◆ Aim:
Copy the data word for word, keeping every line.

A block of data:
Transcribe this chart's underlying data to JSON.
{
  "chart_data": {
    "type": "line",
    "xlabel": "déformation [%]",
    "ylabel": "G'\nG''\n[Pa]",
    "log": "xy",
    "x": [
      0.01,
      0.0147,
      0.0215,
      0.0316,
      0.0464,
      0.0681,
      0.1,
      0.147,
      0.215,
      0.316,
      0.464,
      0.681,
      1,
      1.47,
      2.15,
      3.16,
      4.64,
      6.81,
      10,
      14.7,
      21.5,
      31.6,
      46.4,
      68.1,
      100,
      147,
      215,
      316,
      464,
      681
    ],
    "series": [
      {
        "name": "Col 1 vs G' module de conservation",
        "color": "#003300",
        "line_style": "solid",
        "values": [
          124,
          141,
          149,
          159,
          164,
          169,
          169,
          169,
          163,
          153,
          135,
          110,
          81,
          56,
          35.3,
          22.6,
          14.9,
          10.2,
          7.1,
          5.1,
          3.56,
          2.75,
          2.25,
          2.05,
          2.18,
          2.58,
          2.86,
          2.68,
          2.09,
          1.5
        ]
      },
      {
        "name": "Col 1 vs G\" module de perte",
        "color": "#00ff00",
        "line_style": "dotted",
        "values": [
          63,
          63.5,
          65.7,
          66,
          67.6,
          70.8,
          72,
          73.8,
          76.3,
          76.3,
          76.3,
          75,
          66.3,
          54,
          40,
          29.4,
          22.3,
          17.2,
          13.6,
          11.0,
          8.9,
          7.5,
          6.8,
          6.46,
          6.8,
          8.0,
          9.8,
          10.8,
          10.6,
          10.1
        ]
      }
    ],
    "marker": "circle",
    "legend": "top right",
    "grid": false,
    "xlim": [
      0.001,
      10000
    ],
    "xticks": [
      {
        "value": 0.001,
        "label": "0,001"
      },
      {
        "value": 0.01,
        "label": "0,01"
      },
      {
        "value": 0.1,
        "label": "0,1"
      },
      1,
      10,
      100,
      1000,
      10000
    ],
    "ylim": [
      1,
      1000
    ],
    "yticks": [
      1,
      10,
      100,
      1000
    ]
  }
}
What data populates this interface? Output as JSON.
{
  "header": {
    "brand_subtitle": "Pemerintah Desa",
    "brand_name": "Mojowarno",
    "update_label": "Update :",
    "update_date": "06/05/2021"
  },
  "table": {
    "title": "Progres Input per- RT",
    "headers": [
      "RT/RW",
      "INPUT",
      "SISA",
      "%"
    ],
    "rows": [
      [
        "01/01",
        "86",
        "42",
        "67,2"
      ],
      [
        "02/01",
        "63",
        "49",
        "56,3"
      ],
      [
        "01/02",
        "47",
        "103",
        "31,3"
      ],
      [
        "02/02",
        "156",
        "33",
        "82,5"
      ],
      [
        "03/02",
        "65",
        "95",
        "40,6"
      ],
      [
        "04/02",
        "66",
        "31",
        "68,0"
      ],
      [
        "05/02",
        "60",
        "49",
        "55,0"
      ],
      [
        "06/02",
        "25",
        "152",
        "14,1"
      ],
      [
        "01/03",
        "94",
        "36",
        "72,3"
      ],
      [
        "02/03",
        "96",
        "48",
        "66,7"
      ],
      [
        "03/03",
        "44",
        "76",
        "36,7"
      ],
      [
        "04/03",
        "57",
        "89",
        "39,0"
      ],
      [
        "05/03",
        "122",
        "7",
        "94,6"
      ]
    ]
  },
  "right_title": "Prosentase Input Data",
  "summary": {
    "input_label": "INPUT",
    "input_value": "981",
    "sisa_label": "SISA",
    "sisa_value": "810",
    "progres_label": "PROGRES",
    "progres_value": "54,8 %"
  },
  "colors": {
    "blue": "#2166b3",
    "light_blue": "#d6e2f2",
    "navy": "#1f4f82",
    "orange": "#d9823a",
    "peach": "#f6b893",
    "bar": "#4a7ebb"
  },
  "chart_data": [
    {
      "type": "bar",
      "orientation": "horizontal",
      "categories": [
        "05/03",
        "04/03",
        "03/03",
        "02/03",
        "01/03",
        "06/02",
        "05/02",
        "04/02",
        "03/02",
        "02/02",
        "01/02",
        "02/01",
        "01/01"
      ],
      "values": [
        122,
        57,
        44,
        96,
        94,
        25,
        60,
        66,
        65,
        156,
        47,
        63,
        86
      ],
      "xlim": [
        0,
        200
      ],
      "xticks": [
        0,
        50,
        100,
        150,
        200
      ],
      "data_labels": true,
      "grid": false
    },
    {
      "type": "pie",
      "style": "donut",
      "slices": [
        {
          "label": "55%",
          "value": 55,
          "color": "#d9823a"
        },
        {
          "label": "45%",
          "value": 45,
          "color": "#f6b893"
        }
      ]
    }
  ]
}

◆ Reply:
Transcribe this chart's underlying data to JSON.
{
  "chart_data": {
    "type": "line",
    "xlabel": "déformation [%]",
    "ylabel": "G'\nG''\n[Pa]",
    "log": "xy",
    "x": [
      0.01,
      0.0147,
      0.0215,
      0.0316,
      0.0464,
      0.0681,
      0.1,
      0.147,
      0.215,
      0.316,
      0.464,
      0.681,
      1,
      1.47,
      2.15,
      3.16,
      4.64,
      6.81,
      10,
      14.7,
      21.5,
      31.6,
      46.4,
      68.1,
      100,
      147,
      215,
      316,
      464,
      681
    ],
    "series": [
      {
        "name": "Col 1 vs G' module de conservation",
        "color": "#003300",
        "line_style": "solid",
        "values": [
          124,
          141,
          149,
          159,
          164,
          169,
          169,
          169,
          163,
          153,
          135,
          110,
          81,
          56,
          35.3,
          22.6,
          14.9,
          10.2,
          7.1,
          5.1,
          3.56,
          2.75,
          2.25,
          2.05,
          2.18,
          2.58,
          2.86,
          2.68,
          2.09,
          1.5
        ]
      },
      {
        "name": "Col 1 vs G\" module de perte",
        "color": "#00ff00",
        "line_style": "dotted",
        "values": [
          63,
          63.5,
          65.7,
          66,
          67.6,
          70.8,
          72,
          73.8,
          76.3,
          76.3,
          76.3,
          75,
          66.3,
          54,
          40,
          29.4,
          22.3,
          17.2,
          13.6,
          11.0,
          8.9,
          7.5,
          6.8,
          6.46,
          6.8,
          8.0,
          9.8,
          10.8,
          10.6,
          10.1
        ]
      }
    ],
    "marker": "circle",
    "legend": "top right",
    "grid": false,
    "xlim": [
      0.001,
      10000
    ],
    "xticks": [
      {
        "value": 0.001,
        "label": "0,001"
      },
      {
        "value": 0.01,
        "label": "0,01"
      },
      {
        "value": 0.1,
        "label": "0,1"
      },
      1,
      10,
      100,
      1000,
      10000
    ],
    "ylim": [
      1,
      1000
    ],
    "yticks": [
      1,
      10,
      100,
      1000
    ]
  }
}
What data populates this interface? Output as JSON.
{
  "header": {
    "brand_subtitle": "Pemerintah Desa",
    "brand_name": "Mojowarno",
    "update_label": "Update :",
    "update_date": "06/05/2021"
  },
  "table": {
    "title": "Progres Input per- RT",
    "headers": [
      "RT/RW",
      "INPUT",
      "SISA",
      "%"
    ],
    "rows": [
      [
        "01/01",
        "86",
        "42",
        "67,2"
      ],
      [
        "02/01",
        "63",
        "49",
        "56,3"
      ],
      [
        "01/02",
        "47",
        "103",
        "31,3"
      ],
      [
        "02/02",
        "156",
        "33",
        "82,5"
      ],
      [
        "03/02",
        "65",
        "95",
        "40,6"
      ],
      [
        "04/02",
        "66",
        "31",
        "68,0"
      ],
      [
        "05/02",
        "60",
        "49",
        "55,0"
      ],
      [
        "06/02",
        "25",
        "152",
        "14,1"
      ],
      [
        "01/03",
        "94",
        "36",
        "72,3"
      ],
      [
        "02/03",
        "96",
        "48",
        "66,7"
      ],
      [
        "03/03",
        "44",
        "76",
        "36,7"
      ],
      [
        "04/03",
        "57",
        "89",
        "39,0"
      ],
      [
        "05/03",
        "122",
        "7",
        "94,6"
      ]
    ]
  },
  "right_title": "Prosentase Input Data",
  "summary": {
    "input_label": "INPUT",
    "input_value": "981",
    "sisa_label": "SISA",
    "sisa_value": "810",
    "progres_label": "PROGRES",
    "progres_value": "54,8 %"
  },
  "colors": {
    "blue": "#2166b3",
    "light_blue": "#d6e2f2",
    "navy": "#1f4f82",
    "orange": "#d9823a",
    "peach": "#f6b893",
    "bar": "#4a7ebb"
  },
  "chart_data": [
    {
      "type": "bar",
      "orientation": "horizontal",
      "categories": [
        "05/03",
        "04/03",
        "03/03",
        "02/03",
        "01/03",
        "06/02",
        "05/02",
        "04/02",
        "03/02",
        "02/02",
        "01/02",
        "02/01",
        "01/01"
      ],
      "values": [
        122,
        57,
        44,
        96,
        94,
        25,
        60,
        66,
        65,
        156,
        47,
        63,
        86
      ],
      "xlim": [
        0,
        200
      ],
      "xticks": [
        0,
        50,
        100,
        150,
        200
      ],
      "data_labels": true,
      "grid": false
    },
    {
      "type": "pie",
      "style": "donut",
      "slices": [
        {
          "label": "55%",
          "value": 55,
          "color": "#d9823a"
        },
        {
          "label": "45%",
          "value": 45,
          "color": "#f6b893"
        }
      ]
    }
  ]
}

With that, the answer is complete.